- [AIM OF THE EXERCISE] Write the number of lines holding the word "label", and nothing else.

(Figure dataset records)
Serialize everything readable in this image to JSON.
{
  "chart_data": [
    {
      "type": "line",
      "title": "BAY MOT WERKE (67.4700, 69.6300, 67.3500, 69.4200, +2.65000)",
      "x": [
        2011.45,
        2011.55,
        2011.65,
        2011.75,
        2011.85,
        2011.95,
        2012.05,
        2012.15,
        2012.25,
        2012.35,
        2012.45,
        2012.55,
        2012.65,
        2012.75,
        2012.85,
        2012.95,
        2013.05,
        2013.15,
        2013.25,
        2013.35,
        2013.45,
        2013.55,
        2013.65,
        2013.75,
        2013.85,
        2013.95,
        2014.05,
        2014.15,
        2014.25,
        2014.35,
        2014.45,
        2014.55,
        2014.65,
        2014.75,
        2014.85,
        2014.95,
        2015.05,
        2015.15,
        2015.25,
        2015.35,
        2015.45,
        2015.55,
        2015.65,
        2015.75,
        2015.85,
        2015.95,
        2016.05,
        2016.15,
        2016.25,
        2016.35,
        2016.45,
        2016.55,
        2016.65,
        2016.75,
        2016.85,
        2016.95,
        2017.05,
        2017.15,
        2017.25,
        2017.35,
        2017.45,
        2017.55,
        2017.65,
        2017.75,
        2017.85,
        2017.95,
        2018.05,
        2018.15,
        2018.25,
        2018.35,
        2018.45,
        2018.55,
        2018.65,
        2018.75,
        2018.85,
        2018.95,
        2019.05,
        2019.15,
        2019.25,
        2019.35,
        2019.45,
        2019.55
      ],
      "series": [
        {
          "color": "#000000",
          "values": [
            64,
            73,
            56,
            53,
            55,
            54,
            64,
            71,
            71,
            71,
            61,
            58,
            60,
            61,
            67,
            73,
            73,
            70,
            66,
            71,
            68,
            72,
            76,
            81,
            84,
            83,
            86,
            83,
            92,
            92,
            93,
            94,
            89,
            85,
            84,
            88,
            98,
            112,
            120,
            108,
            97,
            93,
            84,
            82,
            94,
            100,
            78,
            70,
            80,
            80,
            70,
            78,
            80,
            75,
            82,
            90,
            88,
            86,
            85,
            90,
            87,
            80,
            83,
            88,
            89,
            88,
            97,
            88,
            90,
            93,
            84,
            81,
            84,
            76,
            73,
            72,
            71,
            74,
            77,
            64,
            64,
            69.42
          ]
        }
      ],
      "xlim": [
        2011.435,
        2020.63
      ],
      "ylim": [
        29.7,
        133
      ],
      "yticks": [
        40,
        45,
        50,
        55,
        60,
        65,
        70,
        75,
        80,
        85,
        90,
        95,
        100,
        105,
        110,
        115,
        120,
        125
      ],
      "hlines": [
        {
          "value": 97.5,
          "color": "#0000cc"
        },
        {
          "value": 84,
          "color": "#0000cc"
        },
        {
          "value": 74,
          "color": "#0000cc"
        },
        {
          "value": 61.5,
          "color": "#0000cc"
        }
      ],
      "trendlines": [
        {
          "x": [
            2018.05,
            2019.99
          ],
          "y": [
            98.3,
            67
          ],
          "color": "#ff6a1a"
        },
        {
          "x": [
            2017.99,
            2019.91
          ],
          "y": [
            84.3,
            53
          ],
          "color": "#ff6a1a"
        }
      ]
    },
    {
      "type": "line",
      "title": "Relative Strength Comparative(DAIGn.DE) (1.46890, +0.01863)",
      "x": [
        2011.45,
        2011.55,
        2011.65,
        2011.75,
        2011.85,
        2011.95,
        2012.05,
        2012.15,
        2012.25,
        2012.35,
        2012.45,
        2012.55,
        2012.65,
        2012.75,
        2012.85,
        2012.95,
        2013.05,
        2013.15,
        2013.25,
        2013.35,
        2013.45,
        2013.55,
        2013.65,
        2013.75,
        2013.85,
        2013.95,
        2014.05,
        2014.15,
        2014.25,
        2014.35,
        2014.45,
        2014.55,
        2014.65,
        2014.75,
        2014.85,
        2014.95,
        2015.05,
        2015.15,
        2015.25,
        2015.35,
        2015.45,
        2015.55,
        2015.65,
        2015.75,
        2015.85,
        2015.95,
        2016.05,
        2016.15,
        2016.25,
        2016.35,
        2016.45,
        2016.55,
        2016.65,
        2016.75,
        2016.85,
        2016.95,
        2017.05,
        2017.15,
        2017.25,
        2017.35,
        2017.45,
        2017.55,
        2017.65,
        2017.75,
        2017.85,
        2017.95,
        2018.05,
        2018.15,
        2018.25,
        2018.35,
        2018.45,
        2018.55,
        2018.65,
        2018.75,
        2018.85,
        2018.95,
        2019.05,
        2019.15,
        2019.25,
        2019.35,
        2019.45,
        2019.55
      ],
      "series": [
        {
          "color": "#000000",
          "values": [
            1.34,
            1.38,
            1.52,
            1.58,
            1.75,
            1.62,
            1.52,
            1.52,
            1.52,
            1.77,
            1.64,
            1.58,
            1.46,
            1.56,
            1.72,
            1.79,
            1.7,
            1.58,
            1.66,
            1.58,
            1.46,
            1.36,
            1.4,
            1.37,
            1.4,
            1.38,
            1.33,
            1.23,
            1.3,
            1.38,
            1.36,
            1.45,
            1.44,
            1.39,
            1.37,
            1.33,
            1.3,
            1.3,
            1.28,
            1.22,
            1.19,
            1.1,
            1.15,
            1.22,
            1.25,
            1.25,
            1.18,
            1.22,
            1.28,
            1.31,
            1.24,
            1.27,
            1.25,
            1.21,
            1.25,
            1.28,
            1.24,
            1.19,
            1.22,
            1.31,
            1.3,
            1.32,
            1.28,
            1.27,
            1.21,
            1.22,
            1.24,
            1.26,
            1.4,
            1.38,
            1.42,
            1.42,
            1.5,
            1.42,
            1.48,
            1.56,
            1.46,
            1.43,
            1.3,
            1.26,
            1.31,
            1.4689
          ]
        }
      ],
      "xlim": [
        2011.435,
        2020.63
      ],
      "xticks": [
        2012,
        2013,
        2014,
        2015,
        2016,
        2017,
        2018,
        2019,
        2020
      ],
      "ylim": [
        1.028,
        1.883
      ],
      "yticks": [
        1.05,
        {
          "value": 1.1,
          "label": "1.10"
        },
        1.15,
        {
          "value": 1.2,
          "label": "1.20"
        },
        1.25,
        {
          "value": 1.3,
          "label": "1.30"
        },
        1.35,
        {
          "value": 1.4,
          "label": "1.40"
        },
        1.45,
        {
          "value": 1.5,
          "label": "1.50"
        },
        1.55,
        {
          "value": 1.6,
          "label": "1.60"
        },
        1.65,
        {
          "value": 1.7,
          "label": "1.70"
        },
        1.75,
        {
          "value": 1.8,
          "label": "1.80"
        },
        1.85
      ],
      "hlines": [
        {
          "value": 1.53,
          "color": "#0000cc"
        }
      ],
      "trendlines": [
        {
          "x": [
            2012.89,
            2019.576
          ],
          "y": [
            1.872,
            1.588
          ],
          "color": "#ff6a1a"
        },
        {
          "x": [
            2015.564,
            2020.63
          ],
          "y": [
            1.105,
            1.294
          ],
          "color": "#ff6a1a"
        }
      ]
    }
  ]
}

- [SOLUTION BELOW] 8